_Objective_
Please write the listing below out again exactly, leaving every picture behind.

_Entries shown_
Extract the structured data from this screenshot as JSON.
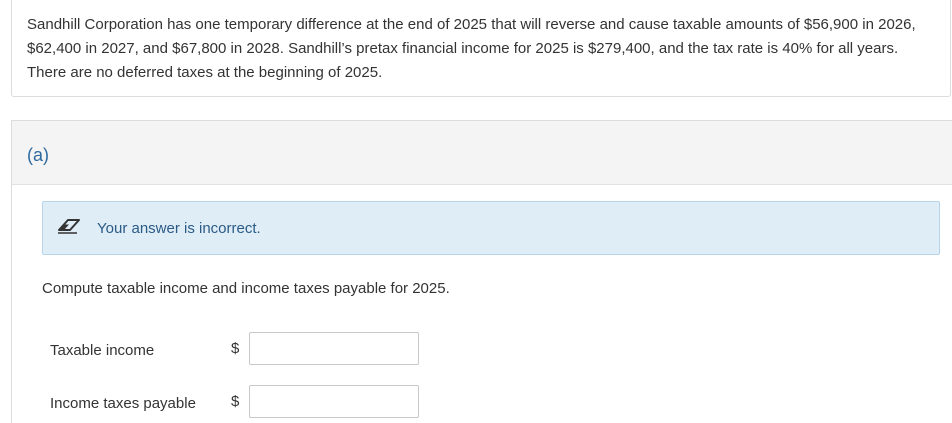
{
  "problem": {
    "text": "Sandhill Corporation has one temporary difference at the end of 2025 that will reverse and cause taxable amounts of $56,900 in 2026, $62,400 in 2027, and $67,800 in 2028. Sandhill’s pretax financial income for 2025 is $279,400, and the tax rate is 40% for all years. There are no deferred taxes at the beginning of 2025."
  },
  "part": {
    "label": "(a)",
    "feedback": {
      "icon": "eraser-icon",
      "text": "Your answer is incorrect.",
      "background_color": "#dfedf7"
    },
    "instruction": "Compute taxable income and income taxes payable for 2025.",
    "fields": [
      {
        "label": "Taxable income",
        "currency": "$",
        "value": ""
      },
      {
        "label": "Income taxes payable",
        "currency": "$",
        "value": ""
      }
    ]
  },
  "colors": {
    "accent": "#2d6a9f",
    "feedback_text": "#2b5a85"
  }
}
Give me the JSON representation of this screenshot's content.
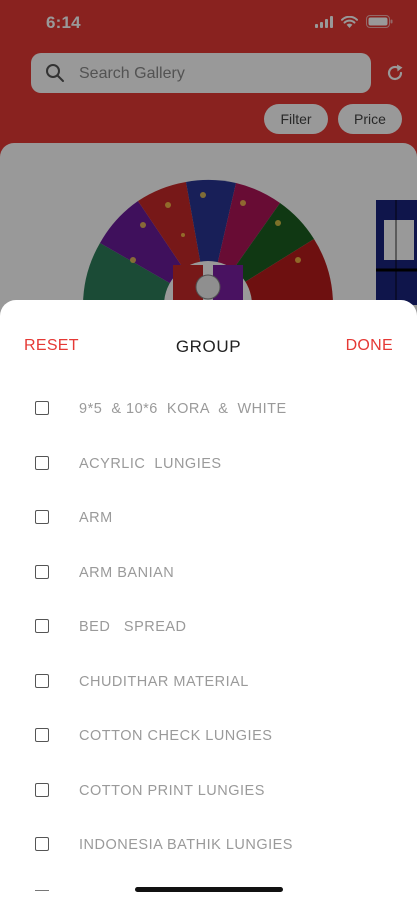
{
  "status_bar": {
    "time": "6:14"
  },
  "search": {
    "placeholder": "Search Gallery"
  },
  "chips": {
    "filter_label": "Filter",
    "price_label": "Price"
  },
  "sheet": {
    "reset_label": "RESET",
    "title": "GROUP",
    "done_label": "DONE",
    "items": [
      {
        "label": "9*5  & 10*6  KORA  &  WHITE",
        "checked": false
      },
      {
        "label": "ACYRLIC  LUNGIES",
        "checked": false
      },
      {
        "label": "ARM",
        "checked": false
      },
      {
        "label": "ARM BANIAN",
        "checked": false
      },
      {
        "label": "BED   SPREAD",
        "checked": false
      },
      {
        "label": "CHUDITHAR MATERIAL",
        "checked": false
      },
      {
        "label": "COTTON CHECK LUNGIES",
        "checked": false
      },
      {
        "label": "COTTON PRINT LUNGIES",
        "checked": false
      },
      {
        "label": "INDONESIA BATHIK LUNGIES",
        "checked": false
      }
    ]
  },
  "colors": {
    "accent": "#e53935",
    "header_bg": "#e53935",
    "item_text": "#9a9a9a",
    "title_text": "#222222"
  },
  "icons": {
    "search": "search-icon",
    "refresh": "refresh-icon",
    "signal": "signal-icon",
    "wifi": "wifi-icon",
    "battery": "battery-icon"
  }
}
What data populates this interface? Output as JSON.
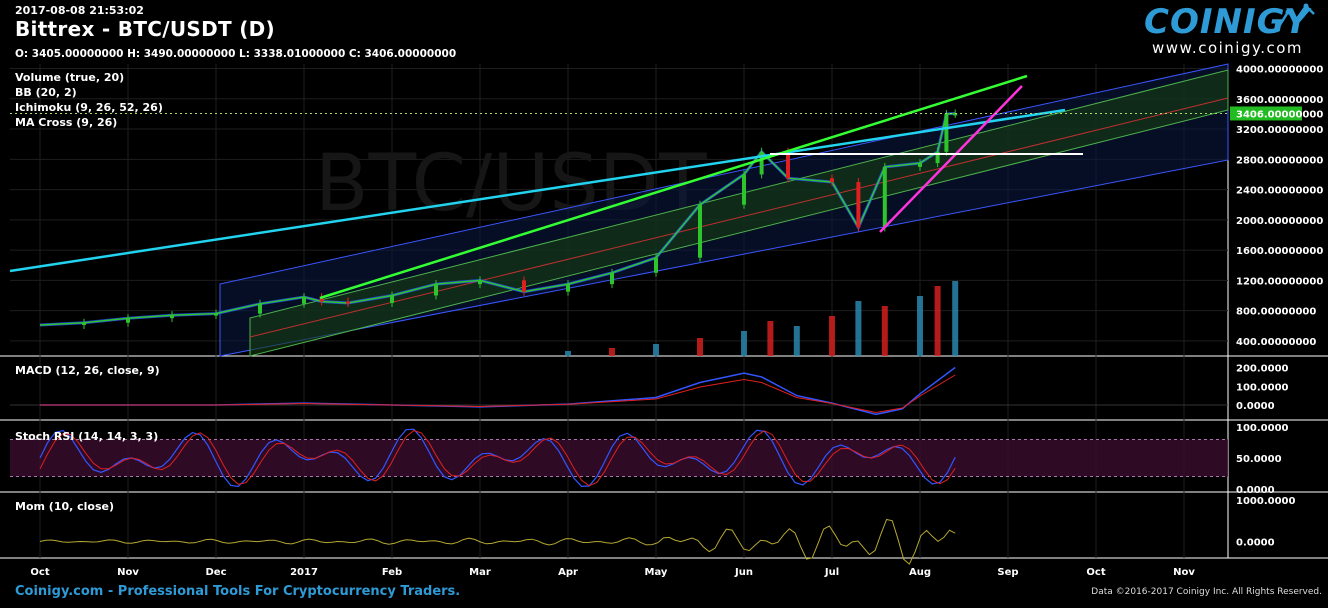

_Worked answer_
Extract the structured data from this screenshot as JSON.
{
  "problem": {
    "text": "Sandhill Corporation has one temporary difference at the end of 2025 that will reverse and cause taxable amounts of $56,900 in 2026, $62,400 in 2027, and $67,800 in 2028. Sandhill’s pretax financial income for 2025 is $279,400, and the tax rate is 40% for all years. There are no deferred taxes at the beginning of 2025."
  },
  "part": {
    "label": "(a)",
    "feedback": {
      "icon": "eraser-icon",
      "text": "Your answer is incorrect.",
      "background_color": "#dfedf7"
    },
    "instruction": "Compute taxable income and income taxes payable for 2025.",
    "fields": [
      {
        "label": "Taxable income",
        "currency": "$",
        "value": ""
      },
      {
        "label": "Income taxes payable",
        "currency": "$",
        "value": ""
      }
    ]
  },
  "colors": {
    "accent": "#2d6a9f",
    "feedback_text": "#2b5a85"
  }
}
Give me the JSON representation of this screenshot's content.
{
  "status_bar": {
    "time": "6:14"
  },
  "search": {
    "placeholder": "Search Gallery"
  },
  "chips": {
    "filter_label": "Filter",
    "price_label": "Price"
  },
  "sheet": {
    "reset_label": "RESET",
    "title": "GROUP",
    "done_label": "DONE",
    "items": [
      {
        "label": "9*5  & 10*6  KORA  &  WHITE",
        "checked": false
      },
      {
        "label": "ACYRLIC  LUNGIES",
        "checked": false
      },
      {
        "label": "ARM",
        "checked": false
      },
      {
        "label": "ARM BANIAN",
        "checked": false
      },
      {
        "label": "BED   SPREAD",
        "checked": false
      },
      {
        "label": "CHUDITHAR MATERIAL",
        "checked": false
      },
      {
        "label": "COTTON CHECK LUNGIES",
        "checked": false
      },
      {
        "label": "COTTON PRINT LUNGIES",
        "checked": false
      },
      {
        "label": "INDONESIA BATHIK LUNGIES",
        "checked": false
      }
    ]
  },
  "colors": {
    "accent": "#e53935",
    "header_bg": "#e53935",
    "item_text": "#9a9a9a",
    "title_text": "#222222"
  },
  "icons": {
    "search": "search-icon",
    "refresh": "refresh-icon",
    "signal": "signal-icon",
    "wifi": "wifi-icon",
    "battery": "battery-icon"
  }
}
What data populates this interface? Output as JSON.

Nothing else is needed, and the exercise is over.